SHORT TASK. Filter the entries below, keeping only lines with the word "Choosing".

RECORD EXTRACTS.
######
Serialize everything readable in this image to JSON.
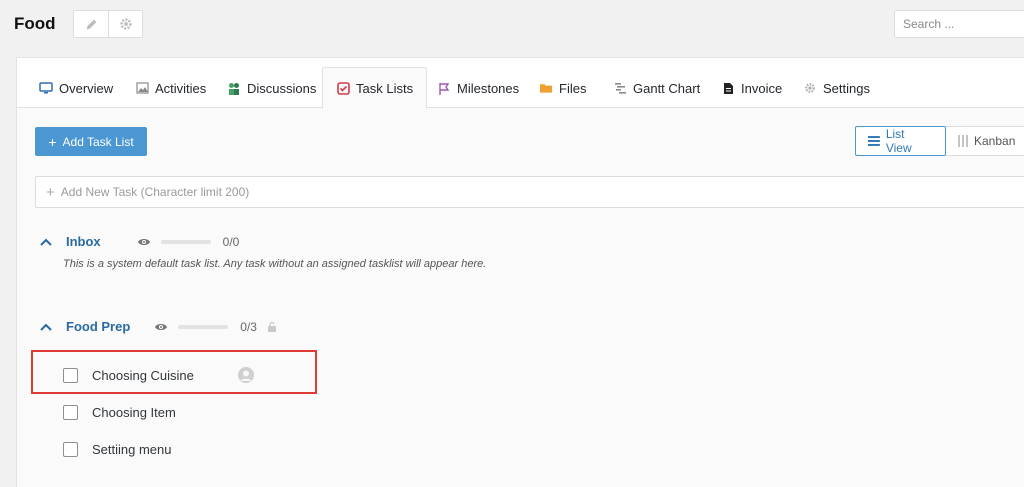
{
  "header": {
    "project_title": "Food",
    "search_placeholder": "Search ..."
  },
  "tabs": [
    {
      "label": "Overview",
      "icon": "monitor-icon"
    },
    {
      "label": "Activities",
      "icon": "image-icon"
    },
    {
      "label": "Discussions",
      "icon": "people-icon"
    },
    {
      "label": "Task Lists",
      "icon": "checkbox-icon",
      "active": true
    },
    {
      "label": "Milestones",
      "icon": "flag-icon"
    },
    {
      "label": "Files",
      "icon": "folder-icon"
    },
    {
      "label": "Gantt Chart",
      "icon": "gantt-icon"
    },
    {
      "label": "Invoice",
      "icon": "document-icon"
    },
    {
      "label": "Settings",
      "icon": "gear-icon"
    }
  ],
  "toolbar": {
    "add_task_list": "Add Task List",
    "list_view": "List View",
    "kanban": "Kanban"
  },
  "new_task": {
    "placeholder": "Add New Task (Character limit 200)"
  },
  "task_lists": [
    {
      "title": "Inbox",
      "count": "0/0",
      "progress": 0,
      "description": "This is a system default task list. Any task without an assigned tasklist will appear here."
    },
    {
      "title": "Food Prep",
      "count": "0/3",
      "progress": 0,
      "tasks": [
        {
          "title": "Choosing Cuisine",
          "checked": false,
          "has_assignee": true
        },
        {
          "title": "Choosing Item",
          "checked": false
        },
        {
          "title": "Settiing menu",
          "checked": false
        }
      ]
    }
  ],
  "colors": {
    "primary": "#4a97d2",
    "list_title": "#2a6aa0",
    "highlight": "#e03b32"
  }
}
######
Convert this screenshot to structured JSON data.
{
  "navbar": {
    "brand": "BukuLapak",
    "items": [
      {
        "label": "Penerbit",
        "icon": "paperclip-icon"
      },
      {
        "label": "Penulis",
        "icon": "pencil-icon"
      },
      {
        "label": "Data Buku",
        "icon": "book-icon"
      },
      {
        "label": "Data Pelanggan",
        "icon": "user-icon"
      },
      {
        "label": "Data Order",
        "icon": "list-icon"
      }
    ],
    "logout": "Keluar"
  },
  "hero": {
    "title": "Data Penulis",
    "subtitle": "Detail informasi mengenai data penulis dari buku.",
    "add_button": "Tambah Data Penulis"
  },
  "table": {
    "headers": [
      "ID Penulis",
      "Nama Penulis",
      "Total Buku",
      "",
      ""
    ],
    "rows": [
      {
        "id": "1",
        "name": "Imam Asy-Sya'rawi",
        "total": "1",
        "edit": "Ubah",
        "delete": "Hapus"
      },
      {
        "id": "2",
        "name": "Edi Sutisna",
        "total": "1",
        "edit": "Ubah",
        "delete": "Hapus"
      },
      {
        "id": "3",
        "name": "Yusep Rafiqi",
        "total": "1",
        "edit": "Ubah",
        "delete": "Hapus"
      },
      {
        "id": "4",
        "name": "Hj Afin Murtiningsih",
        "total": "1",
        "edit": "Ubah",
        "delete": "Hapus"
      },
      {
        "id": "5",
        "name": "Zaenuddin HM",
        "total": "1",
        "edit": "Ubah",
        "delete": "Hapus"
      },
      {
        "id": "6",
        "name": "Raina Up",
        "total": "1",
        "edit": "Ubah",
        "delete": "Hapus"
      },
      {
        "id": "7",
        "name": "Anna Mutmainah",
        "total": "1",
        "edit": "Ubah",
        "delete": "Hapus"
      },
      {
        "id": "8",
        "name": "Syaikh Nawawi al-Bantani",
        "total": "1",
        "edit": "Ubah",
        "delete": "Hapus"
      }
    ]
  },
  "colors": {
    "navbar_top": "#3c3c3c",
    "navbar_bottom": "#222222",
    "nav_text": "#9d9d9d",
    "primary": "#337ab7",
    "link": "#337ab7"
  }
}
######
RESULT.
          "title": "Choosing Cuisine",
          "title": "Choosing Item",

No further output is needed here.